▶ _What is needed_:
Count how many lines of the material hold "thumbs". Respond with that number alone.

■ ■ ■

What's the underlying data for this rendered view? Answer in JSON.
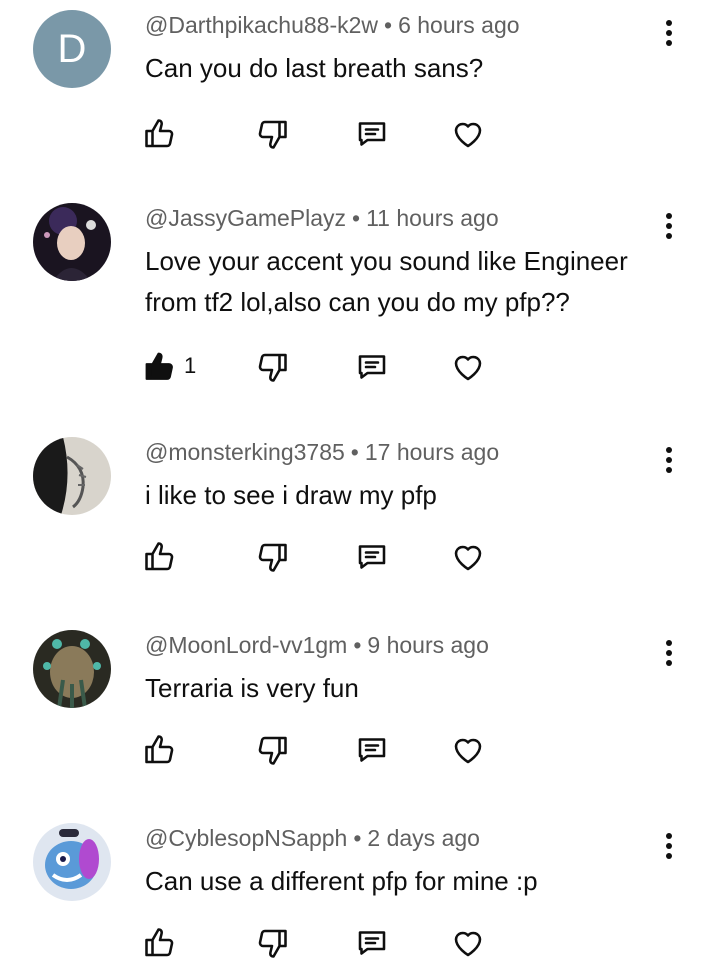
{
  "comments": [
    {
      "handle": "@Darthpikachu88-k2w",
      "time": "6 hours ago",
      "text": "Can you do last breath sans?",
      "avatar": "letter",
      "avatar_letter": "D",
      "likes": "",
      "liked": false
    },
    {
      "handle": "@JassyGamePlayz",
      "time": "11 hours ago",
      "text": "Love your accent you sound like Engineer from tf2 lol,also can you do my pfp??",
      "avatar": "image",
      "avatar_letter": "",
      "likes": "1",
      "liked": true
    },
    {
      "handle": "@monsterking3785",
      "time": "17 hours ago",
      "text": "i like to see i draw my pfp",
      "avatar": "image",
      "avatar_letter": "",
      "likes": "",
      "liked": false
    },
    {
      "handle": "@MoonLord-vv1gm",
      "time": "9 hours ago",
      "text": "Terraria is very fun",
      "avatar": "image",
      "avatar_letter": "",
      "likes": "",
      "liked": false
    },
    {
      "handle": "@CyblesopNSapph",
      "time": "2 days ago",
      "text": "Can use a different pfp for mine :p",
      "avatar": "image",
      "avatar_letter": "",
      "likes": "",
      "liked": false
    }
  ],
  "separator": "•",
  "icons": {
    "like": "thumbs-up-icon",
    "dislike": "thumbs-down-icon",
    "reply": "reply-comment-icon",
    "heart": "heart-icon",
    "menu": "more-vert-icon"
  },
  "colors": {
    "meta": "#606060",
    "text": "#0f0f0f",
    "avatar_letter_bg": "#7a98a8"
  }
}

■ ■ ■

▶ _In response_:
2